▸ Instructions for the task
Find each line containing the string "Nasional" and return it.

■ ■ ■ ■ ■ ■ ■

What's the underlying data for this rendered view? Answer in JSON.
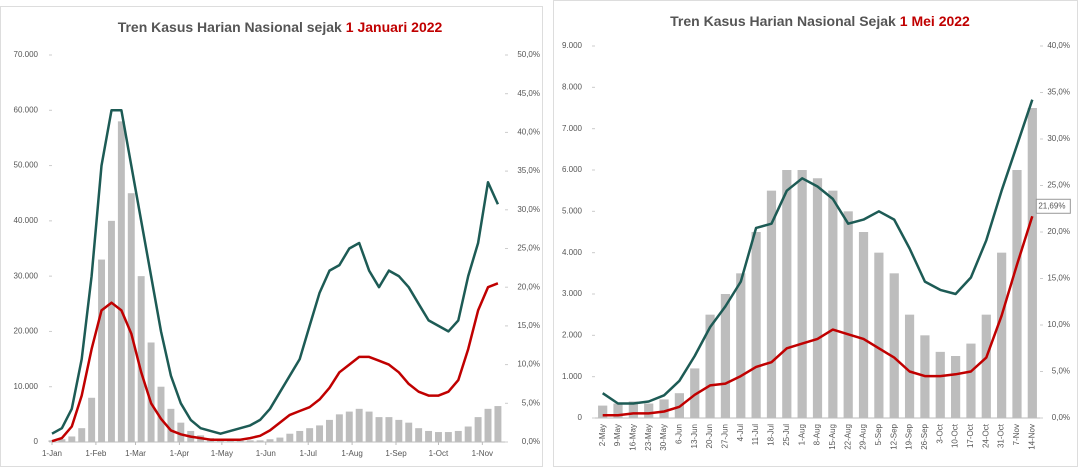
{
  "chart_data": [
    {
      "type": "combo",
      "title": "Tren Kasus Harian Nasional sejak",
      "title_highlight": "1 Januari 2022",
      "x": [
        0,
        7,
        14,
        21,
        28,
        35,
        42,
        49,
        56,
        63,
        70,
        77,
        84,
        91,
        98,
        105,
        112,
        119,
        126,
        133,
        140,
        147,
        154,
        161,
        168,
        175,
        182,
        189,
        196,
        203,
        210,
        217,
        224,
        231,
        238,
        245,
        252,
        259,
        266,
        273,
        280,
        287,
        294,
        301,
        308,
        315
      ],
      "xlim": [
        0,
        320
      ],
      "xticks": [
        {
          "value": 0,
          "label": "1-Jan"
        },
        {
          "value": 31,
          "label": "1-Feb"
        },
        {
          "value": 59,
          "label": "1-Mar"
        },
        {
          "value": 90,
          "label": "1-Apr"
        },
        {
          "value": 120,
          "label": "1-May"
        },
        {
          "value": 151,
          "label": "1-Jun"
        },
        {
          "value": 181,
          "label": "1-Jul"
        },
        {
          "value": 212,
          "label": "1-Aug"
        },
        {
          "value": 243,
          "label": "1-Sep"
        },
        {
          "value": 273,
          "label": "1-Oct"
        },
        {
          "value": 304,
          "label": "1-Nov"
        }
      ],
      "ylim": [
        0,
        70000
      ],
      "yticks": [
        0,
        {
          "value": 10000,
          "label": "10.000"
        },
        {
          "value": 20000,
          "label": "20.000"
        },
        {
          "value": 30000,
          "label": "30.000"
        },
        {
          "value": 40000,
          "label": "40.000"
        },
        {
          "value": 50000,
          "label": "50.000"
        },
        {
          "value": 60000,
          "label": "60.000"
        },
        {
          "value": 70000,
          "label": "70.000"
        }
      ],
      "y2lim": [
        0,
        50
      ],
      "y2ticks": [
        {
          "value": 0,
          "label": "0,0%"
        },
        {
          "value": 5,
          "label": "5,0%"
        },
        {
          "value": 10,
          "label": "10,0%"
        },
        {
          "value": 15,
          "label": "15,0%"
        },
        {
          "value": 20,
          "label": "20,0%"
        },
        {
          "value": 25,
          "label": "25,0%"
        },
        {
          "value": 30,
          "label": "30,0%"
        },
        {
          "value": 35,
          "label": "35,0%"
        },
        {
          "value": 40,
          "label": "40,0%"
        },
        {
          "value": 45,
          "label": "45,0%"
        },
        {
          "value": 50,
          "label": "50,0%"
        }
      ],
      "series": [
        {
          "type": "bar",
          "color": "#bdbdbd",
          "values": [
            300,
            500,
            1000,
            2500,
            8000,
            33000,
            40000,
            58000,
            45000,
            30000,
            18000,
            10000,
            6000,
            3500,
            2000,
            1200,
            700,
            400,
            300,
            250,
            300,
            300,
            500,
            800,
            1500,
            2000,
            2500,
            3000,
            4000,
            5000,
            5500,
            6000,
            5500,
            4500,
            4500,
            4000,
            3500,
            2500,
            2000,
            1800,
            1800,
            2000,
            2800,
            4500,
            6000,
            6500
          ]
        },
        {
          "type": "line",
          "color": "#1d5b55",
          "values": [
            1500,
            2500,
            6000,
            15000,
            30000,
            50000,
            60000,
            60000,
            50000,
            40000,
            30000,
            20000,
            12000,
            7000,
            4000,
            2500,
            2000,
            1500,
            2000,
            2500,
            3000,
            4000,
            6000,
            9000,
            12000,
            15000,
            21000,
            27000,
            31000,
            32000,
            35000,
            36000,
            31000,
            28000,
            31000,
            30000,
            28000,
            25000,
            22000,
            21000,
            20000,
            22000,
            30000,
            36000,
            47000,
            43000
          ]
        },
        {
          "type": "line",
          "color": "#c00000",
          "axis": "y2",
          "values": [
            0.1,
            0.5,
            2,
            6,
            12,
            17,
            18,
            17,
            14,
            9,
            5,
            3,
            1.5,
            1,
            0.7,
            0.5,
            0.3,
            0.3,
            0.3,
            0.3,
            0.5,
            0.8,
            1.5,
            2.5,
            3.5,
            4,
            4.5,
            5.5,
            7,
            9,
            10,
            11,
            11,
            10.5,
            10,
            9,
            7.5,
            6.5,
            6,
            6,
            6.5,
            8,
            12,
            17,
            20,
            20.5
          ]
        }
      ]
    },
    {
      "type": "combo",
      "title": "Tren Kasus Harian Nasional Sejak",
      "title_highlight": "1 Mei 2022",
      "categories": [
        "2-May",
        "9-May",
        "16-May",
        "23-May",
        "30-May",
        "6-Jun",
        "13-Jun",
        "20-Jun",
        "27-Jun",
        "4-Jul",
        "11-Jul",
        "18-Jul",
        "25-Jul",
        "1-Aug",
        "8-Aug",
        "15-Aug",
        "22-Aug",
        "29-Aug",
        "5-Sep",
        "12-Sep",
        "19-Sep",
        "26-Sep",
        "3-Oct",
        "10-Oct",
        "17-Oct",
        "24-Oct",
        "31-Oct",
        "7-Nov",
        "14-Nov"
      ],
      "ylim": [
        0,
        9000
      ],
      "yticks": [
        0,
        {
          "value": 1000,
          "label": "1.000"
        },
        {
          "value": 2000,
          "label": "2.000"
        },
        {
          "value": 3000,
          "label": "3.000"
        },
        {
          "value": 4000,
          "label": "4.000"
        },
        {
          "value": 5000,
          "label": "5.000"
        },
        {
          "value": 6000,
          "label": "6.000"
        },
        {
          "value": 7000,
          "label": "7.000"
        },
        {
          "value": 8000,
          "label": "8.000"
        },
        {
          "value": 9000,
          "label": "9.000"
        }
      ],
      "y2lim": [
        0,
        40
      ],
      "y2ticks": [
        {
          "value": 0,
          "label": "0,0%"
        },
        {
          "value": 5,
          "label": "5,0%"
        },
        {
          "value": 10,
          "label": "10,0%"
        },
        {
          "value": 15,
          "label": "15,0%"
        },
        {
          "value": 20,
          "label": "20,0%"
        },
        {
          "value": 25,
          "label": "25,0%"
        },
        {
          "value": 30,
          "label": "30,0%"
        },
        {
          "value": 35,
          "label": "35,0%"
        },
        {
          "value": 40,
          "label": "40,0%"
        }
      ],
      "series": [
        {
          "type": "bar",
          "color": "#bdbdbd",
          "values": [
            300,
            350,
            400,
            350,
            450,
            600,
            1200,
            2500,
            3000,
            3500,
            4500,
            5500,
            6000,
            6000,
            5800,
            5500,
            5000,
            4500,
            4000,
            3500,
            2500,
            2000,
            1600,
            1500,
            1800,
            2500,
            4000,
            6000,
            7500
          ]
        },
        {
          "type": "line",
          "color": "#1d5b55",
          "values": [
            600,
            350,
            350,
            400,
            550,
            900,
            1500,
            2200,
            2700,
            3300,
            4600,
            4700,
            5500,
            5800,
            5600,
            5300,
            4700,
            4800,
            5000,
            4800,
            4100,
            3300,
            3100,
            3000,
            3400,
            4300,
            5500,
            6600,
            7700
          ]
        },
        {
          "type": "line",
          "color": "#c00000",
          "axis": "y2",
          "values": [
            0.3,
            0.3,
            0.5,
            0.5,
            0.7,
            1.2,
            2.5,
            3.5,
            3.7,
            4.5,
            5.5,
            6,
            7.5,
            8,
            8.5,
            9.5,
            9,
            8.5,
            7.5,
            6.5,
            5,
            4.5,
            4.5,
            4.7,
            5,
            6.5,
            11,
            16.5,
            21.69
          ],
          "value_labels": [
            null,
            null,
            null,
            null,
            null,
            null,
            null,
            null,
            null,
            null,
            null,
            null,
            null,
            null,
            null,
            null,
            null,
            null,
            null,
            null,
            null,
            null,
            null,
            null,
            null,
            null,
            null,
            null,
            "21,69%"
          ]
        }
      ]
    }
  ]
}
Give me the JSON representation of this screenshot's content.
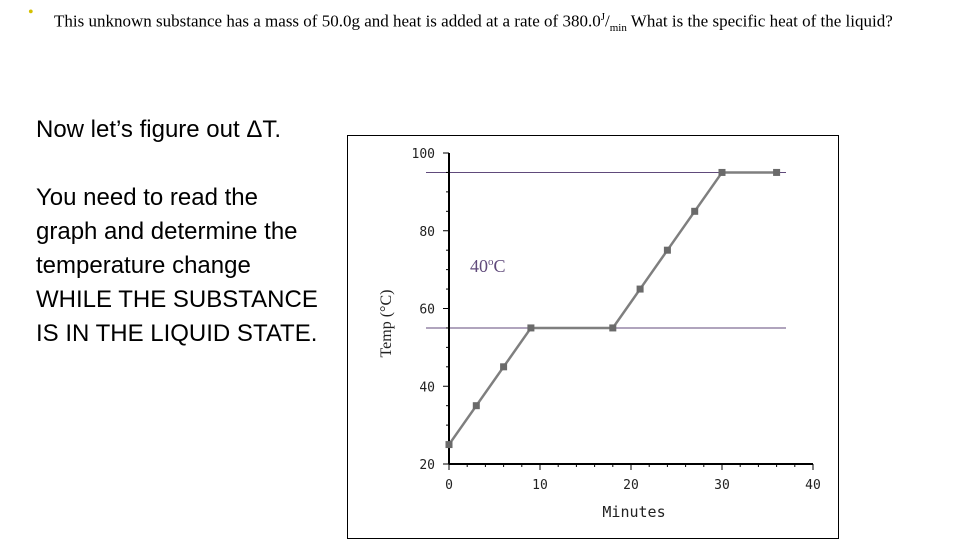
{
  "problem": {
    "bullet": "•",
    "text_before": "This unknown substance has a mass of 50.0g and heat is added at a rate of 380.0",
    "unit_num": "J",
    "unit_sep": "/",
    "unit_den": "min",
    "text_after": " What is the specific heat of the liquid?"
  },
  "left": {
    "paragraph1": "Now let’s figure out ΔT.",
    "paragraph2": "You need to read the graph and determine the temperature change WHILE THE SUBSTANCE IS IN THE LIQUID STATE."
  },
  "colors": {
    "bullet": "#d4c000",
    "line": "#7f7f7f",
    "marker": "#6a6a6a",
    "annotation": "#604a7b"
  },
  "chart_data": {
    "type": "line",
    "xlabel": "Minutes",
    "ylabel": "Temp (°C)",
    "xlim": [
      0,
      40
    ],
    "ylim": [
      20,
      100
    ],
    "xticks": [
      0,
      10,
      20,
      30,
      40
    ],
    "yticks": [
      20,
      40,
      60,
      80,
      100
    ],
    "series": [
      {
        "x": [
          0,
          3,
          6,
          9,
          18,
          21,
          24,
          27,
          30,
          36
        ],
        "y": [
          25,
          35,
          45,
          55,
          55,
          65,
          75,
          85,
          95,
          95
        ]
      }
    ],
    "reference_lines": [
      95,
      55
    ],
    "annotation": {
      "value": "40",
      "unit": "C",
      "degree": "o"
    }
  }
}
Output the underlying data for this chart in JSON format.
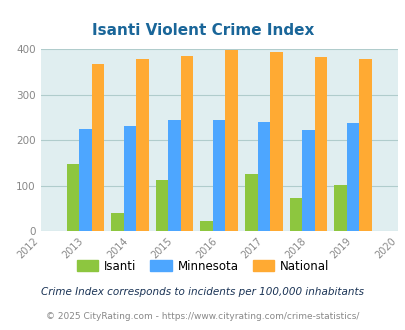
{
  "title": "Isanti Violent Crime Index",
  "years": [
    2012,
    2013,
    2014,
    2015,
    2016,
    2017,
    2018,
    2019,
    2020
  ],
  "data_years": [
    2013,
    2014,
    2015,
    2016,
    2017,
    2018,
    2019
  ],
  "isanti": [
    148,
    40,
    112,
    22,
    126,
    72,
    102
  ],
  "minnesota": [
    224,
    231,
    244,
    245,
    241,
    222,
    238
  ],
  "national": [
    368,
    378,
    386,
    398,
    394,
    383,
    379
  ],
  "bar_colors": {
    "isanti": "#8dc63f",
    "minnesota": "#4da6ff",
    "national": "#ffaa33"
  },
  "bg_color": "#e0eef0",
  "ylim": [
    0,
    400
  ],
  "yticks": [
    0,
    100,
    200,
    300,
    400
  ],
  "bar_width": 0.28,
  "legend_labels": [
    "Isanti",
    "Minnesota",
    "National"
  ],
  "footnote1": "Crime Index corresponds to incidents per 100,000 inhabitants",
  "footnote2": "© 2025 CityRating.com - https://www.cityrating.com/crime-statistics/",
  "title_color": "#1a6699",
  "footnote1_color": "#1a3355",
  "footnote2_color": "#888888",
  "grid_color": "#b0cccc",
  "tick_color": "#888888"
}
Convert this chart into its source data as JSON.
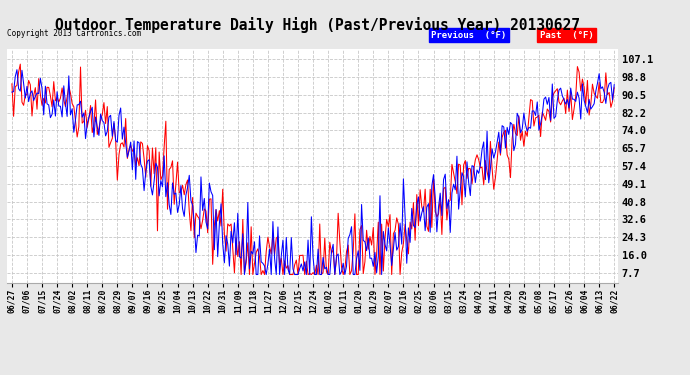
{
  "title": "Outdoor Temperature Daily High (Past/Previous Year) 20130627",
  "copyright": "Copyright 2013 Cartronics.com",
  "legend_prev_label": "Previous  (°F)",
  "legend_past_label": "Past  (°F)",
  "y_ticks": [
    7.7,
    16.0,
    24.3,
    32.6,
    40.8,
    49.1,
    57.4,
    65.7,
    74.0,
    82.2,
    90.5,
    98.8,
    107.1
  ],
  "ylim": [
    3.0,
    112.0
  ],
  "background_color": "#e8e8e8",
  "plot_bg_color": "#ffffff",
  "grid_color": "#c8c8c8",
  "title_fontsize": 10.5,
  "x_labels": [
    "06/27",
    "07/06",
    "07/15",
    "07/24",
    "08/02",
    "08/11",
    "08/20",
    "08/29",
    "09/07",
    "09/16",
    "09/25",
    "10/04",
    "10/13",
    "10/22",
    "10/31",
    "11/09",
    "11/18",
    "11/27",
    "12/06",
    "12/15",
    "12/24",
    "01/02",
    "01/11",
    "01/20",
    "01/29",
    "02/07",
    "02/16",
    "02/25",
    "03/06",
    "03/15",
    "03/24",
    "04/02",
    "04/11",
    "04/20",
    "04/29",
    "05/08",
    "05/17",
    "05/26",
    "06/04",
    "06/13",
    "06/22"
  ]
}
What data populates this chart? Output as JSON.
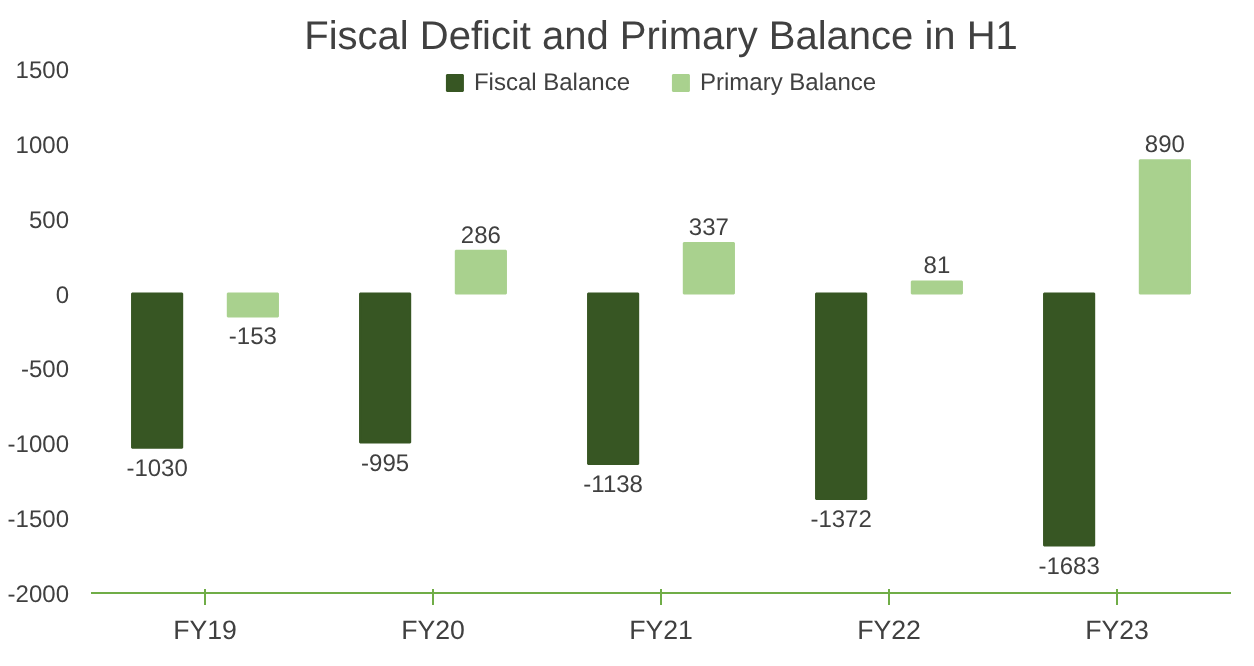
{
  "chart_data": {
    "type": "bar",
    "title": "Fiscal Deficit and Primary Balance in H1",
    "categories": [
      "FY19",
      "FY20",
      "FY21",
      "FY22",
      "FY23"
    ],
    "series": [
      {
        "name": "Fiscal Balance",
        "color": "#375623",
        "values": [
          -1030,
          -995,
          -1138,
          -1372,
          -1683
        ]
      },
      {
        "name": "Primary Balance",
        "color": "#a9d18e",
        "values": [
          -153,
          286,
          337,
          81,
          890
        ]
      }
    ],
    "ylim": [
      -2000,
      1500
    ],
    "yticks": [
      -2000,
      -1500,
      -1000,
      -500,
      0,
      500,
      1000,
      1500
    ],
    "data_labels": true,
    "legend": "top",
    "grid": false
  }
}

■ ■ ■ ■ ■ ■ ■

▸ Exercise output
      "title": "Tren Kasus Harian Nasional sejak",
      "title": "Tren Kasus Harian Nasional Sejak",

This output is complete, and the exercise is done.